[Stored entries]
* begin *

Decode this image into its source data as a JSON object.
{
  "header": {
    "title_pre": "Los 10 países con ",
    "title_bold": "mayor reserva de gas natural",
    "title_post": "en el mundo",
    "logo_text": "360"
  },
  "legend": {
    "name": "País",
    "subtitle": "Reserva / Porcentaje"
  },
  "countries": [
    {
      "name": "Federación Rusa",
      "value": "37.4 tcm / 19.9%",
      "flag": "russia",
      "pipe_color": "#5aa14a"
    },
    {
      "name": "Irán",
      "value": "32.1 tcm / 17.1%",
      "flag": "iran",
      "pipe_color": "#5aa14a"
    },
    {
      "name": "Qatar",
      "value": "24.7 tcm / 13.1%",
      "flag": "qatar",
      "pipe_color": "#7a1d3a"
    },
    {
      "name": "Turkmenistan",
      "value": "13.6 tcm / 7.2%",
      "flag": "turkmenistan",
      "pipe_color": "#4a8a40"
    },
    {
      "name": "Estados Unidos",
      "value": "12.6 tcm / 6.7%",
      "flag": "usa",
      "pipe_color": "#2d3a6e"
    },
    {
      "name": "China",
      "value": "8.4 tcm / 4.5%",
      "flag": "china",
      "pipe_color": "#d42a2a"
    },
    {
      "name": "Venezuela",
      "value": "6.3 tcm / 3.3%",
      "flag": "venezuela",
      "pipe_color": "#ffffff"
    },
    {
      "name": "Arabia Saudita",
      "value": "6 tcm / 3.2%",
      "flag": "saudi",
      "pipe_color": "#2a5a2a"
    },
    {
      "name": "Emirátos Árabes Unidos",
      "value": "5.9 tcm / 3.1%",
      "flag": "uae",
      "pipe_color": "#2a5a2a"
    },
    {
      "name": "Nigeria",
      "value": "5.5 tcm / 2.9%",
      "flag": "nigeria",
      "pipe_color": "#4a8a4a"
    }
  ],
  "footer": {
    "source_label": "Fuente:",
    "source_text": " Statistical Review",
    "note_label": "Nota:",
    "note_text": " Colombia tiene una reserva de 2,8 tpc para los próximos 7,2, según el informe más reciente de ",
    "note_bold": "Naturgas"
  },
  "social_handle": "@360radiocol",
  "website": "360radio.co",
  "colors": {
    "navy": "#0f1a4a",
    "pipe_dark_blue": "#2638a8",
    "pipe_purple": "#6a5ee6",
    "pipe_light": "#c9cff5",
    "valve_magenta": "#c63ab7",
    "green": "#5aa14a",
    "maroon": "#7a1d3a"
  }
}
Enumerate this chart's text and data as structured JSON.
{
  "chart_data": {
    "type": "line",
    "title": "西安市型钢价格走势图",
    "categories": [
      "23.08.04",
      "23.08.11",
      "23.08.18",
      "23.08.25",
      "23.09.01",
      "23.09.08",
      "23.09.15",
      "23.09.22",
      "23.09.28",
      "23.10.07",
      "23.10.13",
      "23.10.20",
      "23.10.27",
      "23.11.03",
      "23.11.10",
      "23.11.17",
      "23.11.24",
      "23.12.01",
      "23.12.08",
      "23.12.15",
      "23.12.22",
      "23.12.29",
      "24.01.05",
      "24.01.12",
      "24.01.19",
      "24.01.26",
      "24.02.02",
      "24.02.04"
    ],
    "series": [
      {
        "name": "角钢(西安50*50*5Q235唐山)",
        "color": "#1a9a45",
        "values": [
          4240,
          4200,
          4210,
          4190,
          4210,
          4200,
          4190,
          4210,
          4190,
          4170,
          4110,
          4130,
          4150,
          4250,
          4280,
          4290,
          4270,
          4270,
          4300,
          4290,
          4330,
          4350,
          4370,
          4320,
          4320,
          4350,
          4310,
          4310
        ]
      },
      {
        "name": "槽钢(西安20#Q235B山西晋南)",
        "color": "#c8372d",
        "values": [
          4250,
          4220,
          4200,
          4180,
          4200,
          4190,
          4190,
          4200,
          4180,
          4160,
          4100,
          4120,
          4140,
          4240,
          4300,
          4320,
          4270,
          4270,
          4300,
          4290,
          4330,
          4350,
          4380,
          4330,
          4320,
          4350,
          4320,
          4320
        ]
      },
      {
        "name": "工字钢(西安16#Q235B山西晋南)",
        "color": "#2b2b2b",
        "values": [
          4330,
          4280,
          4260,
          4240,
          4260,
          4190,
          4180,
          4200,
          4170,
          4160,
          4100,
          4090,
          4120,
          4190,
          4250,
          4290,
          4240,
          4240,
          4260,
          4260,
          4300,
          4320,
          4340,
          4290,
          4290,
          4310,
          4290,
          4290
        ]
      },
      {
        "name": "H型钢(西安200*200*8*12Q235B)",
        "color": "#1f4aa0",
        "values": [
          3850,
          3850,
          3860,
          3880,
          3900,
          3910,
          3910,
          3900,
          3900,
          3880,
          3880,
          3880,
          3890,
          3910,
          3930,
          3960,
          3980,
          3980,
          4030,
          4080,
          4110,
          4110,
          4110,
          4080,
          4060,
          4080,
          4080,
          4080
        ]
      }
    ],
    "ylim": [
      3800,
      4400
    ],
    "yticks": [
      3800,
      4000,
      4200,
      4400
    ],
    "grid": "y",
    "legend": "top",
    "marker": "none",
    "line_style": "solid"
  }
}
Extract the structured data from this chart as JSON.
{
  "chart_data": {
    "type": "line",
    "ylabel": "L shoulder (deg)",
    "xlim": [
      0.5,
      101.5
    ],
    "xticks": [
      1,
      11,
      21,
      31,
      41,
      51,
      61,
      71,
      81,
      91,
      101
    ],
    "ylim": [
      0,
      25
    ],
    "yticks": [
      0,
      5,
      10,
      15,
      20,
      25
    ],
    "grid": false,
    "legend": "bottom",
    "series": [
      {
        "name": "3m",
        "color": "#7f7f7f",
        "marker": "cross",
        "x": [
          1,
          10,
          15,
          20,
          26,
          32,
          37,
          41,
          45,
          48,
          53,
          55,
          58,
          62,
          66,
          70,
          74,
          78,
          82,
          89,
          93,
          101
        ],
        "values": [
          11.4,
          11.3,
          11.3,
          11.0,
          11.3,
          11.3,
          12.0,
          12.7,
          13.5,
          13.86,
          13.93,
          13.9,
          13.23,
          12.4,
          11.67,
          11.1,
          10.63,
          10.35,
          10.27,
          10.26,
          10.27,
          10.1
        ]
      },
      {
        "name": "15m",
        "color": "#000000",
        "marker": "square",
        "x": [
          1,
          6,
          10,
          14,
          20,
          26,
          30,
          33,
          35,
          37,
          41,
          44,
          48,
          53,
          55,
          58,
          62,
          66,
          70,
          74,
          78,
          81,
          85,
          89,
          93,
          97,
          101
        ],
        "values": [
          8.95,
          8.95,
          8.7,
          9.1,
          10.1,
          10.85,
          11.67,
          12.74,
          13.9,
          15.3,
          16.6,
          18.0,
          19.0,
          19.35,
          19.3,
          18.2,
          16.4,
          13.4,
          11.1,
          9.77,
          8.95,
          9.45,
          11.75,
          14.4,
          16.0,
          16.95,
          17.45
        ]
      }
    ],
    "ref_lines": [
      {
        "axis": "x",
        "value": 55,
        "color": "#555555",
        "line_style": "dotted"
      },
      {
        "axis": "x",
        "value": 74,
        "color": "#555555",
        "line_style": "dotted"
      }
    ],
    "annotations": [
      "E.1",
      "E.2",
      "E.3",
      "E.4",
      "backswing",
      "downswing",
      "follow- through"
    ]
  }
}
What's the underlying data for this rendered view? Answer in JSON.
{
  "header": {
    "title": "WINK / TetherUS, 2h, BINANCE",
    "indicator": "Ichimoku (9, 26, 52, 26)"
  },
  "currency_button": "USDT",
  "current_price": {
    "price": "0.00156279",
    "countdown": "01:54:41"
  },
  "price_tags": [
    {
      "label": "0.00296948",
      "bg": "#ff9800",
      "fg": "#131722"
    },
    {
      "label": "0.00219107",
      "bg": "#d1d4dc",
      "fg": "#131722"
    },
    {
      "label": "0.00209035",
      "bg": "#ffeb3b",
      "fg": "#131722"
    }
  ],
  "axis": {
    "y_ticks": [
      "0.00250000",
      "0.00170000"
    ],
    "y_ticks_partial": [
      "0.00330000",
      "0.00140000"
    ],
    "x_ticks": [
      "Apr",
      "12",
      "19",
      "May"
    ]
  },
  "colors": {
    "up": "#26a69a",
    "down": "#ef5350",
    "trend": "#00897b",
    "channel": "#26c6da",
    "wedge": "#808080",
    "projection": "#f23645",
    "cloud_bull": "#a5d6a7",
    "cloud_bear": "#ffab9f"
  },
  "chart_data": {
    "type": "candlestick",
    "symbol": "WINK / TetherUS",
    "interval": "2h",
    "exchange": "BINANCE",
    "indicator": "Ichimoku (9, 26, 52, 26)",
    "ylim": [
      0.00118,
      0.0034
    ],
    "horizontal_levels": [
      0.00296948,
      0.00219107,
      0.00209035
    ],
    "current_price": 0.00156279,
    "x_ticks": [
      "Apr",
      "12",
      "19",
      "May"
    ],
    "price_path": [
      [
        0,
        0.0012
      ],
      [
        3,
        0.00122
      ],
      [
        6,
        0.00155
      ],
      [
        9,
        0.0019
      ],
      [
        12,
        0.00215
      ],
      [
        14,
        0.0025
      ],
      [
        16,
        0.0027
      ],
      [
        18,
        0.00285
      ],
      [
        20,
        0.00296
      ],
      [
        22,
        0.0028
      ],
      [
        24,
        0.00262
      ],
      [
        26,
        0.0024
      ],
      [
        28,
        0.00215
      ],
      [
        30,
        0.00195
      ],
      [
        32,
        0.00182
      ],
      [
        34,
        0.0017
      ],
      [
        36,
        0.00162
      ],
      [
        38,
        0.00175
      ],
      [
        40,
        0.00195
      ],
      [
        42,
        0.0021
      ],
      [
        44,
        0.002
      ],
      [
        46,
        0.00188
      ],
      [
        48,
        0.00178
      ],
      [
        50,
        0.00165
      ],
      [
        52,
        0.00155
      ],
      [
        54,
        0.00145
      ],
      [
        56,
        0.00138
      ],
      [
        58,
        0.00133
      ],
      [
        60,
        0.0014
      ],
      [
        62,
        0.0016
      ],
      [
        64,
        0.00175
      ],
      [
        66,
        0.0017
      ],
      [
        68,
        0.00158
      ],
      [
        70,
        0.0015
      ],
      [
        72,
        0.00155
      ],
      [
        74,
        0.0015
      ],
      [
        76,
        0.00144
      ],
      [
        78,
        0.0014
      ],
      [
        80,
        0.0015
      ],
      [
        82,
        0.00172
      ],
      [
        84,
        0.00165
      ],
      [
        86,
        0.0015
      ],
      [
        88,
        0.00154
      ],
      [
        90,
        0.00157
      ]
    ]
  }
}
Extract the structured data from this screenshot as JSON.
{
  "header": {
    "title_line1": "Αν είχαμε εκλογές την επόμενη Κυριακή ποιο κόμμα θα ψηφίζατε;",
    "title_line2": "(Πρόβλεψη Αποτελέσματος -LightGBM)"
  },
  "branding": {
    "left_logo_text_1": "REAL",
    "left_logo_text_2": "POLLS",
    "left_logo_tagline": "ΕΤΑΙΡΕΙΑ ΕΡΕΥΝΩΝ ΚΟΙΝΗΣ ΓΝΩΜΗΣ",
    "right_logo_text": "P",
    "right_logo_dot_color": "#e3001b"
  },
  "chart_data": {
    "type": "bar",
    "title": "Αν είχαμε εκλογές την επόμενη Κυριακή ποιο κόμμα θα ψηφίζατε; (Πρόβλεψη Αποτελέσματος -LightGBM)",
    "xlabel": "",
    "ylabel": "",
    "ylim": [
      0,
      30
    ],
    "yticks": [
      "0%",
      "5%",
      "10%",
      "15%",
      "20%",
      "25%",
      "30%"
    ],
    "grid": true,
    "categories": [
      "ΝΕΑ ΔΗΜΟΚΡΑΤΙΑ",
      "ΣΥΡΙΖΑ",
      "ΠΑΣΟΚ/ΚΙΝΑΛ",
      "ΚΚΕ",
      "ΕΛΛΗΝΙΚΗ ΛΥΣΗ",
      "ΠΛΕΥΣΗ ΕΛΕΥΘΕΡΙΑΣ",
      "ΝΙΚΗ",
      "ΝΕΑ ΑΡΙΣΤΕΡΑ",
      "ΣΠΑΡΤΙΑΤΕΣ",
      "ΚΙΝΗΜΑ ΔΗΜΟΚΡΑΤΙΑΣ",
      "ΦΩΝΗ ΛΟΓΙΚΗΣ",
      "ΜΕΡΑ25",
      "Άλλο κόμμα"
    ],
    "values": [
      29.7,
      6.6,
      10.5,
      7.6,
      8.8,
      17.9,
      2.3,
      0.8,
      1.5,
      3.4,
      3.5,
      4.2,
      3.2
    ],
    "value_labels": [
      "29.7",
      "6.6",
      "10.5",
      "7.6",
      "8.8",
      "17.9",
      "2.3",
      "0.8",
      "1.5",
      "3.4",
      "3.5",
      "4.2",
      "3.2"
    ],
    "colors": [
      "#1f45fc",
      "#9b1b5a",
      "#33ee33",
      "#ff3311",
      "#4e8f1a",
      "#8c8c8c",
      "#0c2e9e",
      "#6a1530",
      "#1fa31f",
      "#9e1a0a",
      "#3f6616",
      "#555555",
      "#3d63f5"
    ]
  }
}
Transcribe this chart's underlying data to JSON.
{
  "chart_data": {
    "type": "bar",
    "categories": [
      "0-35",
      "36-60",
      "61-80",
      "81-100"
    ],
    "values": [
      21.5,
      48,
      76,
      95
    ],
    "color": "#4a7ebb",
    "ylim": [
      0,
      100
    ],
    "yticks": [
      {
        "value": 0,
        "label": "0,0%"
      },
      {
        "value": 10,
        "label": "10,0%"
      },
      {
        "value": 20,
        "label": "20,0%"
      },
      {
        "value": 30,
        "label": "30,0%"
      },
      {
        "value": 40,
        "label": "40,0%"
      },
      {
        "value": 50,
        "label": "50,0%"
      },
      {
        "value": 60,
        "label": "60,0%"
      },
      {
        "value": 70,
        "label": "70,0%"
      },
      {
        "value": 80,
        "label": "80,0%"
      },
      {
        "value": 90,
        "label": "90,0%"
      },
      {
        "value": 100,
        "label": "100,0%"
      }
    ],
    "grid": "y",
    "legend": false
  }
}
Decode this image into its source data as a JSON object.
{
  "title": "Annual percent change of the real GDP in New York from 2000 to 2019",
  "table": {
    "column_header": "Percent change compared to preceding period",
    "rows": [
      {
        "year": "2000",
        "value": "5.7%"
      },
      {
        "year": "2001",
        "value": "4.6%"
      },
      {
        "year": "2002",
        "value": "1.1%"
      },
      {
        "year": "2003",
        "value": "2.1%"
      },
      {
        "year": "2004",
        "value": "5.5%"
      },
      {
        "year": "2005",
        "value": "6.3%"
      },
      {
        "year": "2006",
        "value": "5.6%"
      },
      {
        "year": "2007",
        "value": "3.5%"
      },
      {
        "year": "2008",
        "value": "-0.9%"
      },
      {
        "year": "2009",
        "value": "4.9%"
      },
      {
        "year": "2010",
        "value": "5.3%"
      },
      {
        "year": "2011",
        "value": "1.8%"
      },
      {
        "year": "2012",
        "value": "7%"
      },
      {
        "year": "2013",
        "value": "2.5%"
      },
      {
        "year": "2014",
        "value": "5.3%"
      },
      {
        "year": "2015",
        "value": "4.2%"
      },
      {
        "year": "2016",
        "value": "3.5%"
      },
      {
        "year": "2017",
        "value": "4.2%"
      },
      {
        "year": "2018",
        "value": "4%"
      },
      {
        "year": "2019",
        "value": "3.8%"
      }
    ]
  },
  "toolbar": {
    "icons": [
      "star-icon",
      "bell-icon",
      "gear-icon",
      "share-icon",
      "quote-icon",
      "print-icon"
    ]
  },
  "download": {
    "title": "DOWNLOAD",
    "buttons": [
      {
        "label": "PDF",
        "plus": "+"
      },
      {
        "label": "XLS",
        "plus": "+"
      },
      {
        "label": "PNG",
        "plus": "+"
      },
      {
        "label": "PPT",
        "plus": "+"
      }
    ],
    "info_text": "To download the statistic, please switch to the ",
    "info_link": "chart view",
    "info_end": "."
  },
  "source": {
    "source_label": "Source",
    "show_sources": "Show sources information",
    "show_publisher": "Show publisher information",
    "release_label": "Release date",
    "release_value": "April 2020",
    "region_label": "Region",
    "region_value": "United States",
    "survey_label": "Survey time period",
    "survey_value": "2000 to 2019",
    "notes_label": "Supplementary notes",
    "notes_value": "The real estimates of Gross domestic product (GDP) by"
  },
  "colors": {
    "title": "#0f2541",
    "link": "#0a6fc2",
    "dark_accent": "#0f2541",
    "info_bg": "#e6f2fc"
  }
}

* end *

Short exercise
Copy out every line that includes the word "JSON".

Solved problem
Decode this image into its source data as a JSON object.
Enumerate this chart's text and data as structured JSON.
Extract the structured data from this chart as JSON.
What's the underlying data for this rendered view? Answer in JSON.
Extract the structured data from this screenshot as JSON.
Transcribe this chart's underlying data to JSON.
Decode this image into its source data as a JSON object.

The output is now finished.